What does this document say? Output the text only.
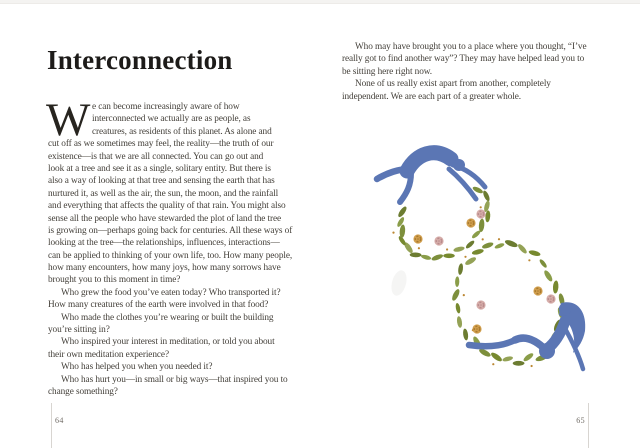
Interconnection
W e can become increasingly aware of how
interconnected we actually are as people, as
creatures, as residents of this planet. As alone and
cut off as we sometimes may feel, the reality—the truth of our
existence—is that we are all connected. You can go out and
look at a tree and see it as a single, solitary entity. But there is
also a way of looking at that tree and sensing the earth that has
nurtured it, as well as the air, the sun, the moon, and the rainfall
and everything that affects the quality of that rain. You might also
sense all the people who have stewarded the plot of land the tree
is growing on—perhaps going back for centuries. All these ways of
looking at the tree—the relationships, influences, interactions—
can be applied to thinking of your own life, too. How many people,
how many encounters, how many joys, how many sorrows have
brought you to this moment in time?
Who grew the food you’ve eaten today? Who transported it?
How many creatures of the earth were involved in that food?
Who made the clothes you’re wearing or built the building
you’re sitting in?
Who inspired your interest in meditation, or told you about
their own meditation experience?
Who has helped you when you needed it?
Who has hurt you—in small or big ways—that inspired you to
change something?
64
Who may have brought you to a place where you thought, “I’ve
really got to find another way”? They may have helped lead you to
be sitting here right now.
None of us really exist apart from another, completely
independent. We are each part of a greater whole.
65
========================================================================
*Your task*:
Your job is to transcribe the entries above exactly; skip the pictures.

*Expected output*:
What does this document say? Output the text only.
Interconnection
W e can become increasingly aware of how
interconnected we actually are as people, as
creatures, as residents of this planet. As alone and
cut off as we sometimes may feel, the reality—the truth of our
existence—is that we are all connected. You can go out and
look at a tree and see it as a single, solitary entity. But there is
also a way of looking at that tree and sensing the earth that has
nurtured it, as well as the air, the sun, the moon, and the rainfall
and everything that affects the quality of that rain. You might also
sense all the people who have stewarded the plot of land the tree
is growing on—perhaps going back for centuries. All these ways of
looking at the tree—the relationships, influences, interactions—
can be applied to thinking of your own life, too. How many people,
how many encounters, how many joys, how many sorrows have
brought you to this moment in time?
Who grew the food you’ve eaten today? Who transported it?
How many creatures of the earth were involved in that food?
Who made the clothes you’re wearing or built the building
you’re sitting in?
Who inspired your interest in meditation, or told you about
their own meditation experience?
Who has helped you when you needed it?
Who has hurt you—in small or big ways—that inspired you to
change something?
64
Who may have brought you to a place where you thought, “I’ve
really got to find another way”? They may have helped lead you to
be sitting here right now.
None of us really exist apart from another, completely
independent. We are each part of a greater whole.
65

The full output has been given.